### Problem description
Each record is to be printed again precisely as it reads.

--------------------

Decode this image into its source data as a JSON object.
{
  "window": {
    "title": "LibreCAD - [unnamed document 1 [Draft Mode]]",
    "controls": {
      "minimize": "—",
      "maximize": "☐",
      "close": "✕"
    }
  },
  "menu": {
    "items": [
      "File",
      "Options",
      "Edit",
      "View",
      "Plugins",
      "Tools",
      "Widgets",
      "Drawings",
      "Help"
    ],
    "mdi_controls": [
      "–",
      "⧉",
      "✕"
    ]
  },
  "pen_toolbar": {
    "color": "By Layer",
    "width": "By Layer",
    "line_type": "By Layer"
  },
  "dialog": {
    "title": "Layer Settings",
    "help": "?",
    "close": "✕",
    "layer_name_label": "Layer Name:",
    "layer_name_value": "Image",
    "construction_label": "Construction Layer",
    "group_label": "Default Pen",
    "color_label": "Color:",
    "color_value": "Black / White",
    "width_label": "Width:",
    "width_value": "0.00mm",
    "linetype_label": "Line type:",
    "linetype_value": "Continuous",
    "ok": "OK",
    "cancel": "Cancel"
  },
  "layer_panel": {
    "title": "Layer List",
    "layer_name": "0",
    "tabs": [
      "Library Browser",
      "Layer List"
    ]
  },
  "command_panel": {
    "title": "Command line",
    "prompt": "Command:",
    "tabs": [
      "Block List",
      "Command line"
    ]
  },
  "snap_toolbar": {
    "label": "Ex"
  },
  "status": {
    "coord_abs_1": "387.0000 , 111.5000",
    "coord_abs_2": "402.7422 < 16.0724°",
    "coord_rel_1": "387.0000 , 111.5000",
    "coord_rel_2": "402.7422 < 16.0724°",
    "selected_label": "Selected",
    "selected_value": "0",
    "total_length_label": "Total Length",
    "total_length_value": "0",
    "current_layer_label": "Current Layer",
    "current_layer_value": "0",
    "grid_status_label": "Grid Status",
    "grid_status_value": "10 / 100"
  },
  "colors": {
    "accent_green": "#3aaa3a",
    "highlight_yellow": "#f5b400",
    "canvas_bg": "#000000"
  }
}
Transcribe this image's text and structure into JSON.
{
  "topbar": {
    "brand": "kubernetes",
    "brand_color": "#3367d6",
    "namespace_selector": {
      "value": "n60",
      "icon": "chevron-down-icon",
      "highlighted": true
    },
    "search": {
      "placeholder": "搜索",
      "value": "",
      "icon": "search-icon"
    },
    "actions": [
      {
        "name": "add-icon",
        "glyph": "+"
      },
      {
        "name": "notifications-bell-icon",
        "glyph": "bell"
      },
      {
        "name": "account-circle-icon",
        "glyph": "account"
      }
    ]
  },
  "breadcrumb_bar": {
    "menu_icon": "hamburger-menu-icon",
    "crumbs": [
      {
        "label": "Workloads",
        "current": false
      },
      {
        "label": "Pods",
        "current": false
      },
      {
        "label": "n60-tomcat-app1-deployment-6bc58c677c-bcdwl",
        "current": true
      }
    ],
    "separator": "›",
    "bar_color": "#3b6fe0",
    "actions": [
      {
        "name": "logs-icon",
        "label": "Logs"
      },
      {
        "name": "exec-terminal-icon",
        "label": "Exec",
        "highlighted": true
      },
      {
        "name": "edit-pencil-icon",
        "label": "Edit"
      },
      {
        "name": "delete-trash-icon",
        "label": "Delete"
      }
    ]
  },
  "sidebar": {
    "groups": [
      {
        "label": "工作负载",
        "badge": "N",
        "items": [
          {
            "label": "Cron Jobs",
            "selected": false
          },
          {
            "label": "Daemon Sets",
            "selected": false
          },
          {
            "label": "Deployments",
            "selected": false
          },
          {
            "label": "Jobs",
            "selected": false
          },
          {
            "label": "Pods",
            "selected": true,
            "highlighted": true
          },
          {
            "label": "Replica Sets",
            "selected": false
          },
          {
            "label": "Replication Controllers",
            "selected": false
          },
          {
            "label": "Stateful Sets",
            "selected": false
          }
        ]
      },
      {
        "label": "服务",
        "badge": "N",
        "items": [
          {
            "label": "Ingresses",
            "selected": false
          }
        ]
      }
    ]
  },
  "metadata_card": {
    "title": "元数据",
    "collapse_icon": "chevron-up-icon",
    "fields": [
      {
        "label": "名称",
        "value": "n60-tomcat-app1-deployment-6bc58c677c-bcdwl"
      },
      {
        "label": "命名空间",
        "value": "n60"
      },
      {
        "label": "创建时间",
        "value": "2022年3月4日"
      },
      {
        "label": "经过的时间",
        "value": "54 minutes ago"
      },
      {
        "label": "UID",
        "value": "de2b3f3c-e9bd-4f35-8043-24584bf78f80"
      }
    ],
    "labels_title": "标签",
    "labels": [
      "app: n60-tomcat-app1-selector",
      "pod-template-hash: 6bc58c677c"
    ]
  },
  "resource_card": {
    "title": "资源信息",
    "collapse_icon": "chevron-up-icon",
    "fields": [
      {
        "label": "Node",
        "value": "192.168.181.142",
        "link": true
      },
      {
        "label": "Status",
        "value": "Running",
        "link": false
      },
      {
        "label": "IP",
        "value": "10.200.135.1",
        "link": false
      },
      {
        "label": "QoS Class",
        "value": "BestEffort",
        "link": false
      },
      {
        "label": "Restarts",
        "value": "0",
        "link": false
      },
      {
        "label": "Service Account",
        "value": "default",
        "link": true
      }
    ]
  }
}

--------------------

### Full solution
Decode this image into its source data as a JSON object.
{
  "window": {
    "title": "LibreCAD - [unnamed document 1 [Draft Mode]]",
    "controls": {
      "minimize": "—",
      "maximize": "☐",
      "close": "✕"
    }
  },
  "menu": {
    "items": [
      "File",
      "Options",
      "Edit",
      "View",
      "Plugins",
      "Tools",
      "Widgets",
      "Drawings",
      "Help"
    ],
    "mdi_controls": [
      "–",
      "⧉",
      "✕"
    ]
  },
  "pen_toolbar": {
    "color": "By Layer",
    "width": "By Layer",
    "line_type": "By Layer"
  },
  "dialog": {
    "title": "Layer Settings",
    "help": "?",
    "close": "✕",
    "layer_name_label": "Layer Name:",
    "layer_name_value": "Image",
    "construction_label": "Construction Layer",
    "group_label": "Default Pen",
    "color_label": "Color:",
    "color_value": "Black / White",
    "width_label": "Width:",
    "width_value": "0.00mm",
    "linetype_label": "Line type:",
    "linetype_value": "Continuous",
    "ok": "OK",
    "cancel": "Cancel"
  },
  "layer_panel": {
    "title": "Layer List",
    "layer_name": "0",
    "tabs": [
      "Library Browser",
      "Layer List"
    ]
  },
  "command_panel": {
    "title": "Command line",
    "prompt": "Command:",
    "tabs": [
      "Block List",
      "Command line"
    ]
  },
  "snap_toolbar": {
    "label": "Ex"
  },
  "status": {
    "coord_abs_1": "387.0000 , 111.5000",
    "coord_abs_2": "402.7422 < 16.0724°",
    "coord_rel_1": "387.0000 , 111.5000",
    "coord_rel_2": "402.7422 < 16.0724°",
    "selected_label": "Selected",
    "selected_value": "0",
    "total_length_label": "Total Length",
    "total_length_value": "0",
    "current_layer_label": "Current Layer",
    "current_layer_value": "0",
    "grid_status_label": "Grid Status",
    "grid_status_value": "10 / 100"
  },
  "colors": {
    "accent_green": "#3aaa3a",
    "highlight_yellow": "#f5b400",
    "canvas_bg": "#000000"
  }
}
Transcribe this image's text and structure into JSON.
{
  "topbar": {
    "brand": "kubernetes",
    "brand_color": "#3367d6",
    "namespace_selector": {
      "value": "n60",
      "icon": "chevron-down-icon",
      "highlighted": true
    },
    "search": {
      "placeholder": "搜索",
      "value": "",
      "icon": "search-icon"
    },
    "actions": [
      {
        "name": "add-icon",
        "glyph": "+"
      },
      {
        "name": "notifications-bell-icon",
        "glyph": "bell"
      },
      {
        "name": "account-circle-icon",
        "glyph": "account"
      }
    ]
  },
  "breadcrumb_bar": {
    "menu_icon": "hamburger-menu-icon",
    "crumbs": [
      {
        "label": "Workloads",
        "current": false
      },
      {
        "label": "Pods",
        "current": false
      },
      {
        "label": "n60-tomcat-app1-deployment-6bc58c677c-bcdwl",
        "current": true
      }
    ],
    "separator": "›",
    "bar_color": "#3b6fe0",
    "actions": [
      {
        "name": "logs-icon",
        "label": "Logs"
      },
      {
        "name": "exec-terminal-icon",
        "label": "Exec",
        "highlighted": true
      },
      {
        "name": "edit-pencil-icon",
        "label": "Edit"
      },
      {
        "name": "delete-trash-icon",
        "label": "Delete"
      }
    ]
  },
  "sidebar": {
    "groups": [
      {
        "label": "工作负载",
        "badge": "N",
        "items": [
          {
            "label": "Cron Jobs",
            "selected": false
          },
          {
            "label": "Daemon Sets",
            "selected": false
          },
          {
            "label": "Deployments",
            "selected": false
          },
          {
            "label": "Jobs",
            "selected": false
          },
          {
            "label": "Pods",
            "selected": true,
            "highlighted": true
          },
          {
            "label": "Replica Sets",
            "selected": false
          },
          {
            "label": "Replication Controllers",
            "selected": false
          },
          {
            "label": "Stateful Sets",
            "selected": false
          }
        ]
      },
      {
        "label": "服务",
        "badge": "N",
        "items": [
          {
            "label": "Ingresses",
            "selected": false
          }
        ]
      }
    ]
  },
  "metadata_card": {
    "title": "元数据",
    "collapse_icon": "chevron-up-icon",
    "fields": [
      {
        "label": "名称",
        "value": "n60-tomcat-app1-deployment-6bc58c677c-bcdwl"
      },
      {
        "label": "命名空间",
        "value": "n60"
      },
      {
        "label": "创建时间",
        "value": "2022年3月4日"
      },
      {
        "label": "经过的时间",
        "value": "54 minutes ago"
      },
      {
        "label": "UID",
        "value": "de2b3f3c-e9bd-4f35-8043-24584bf78f80"
      }
    ],
    "labels_title": "标签",
    "labels": [
      "app: n60-tomcat-app1-selector",
      "pod-template-hash: 6bc58c677c"
    ]
  },
  "resource_card": {
    "title": "资源信息",
    "collapse_icon": "chevron-up-icon",
    "fields": [
      {
        "label": "Node",
        "value": "192.168.181.142",
        "link": true
      },
      {
        "label": "Status",
        "value": "Running",
        "link": false
      },
      {
        "label": "IP",
        "value": "10.200.135.1",
        "link": false
      },
      {
        "label": "QoS Class",
        "value": "BestEffort",
        "link": false
      },
      {
        "label": "Restarts",
        "value": "0",
        "link": false
      },
      {
        "label": "Service Account",
        "value": "default",
        "link": true
      }
    ]
  }
}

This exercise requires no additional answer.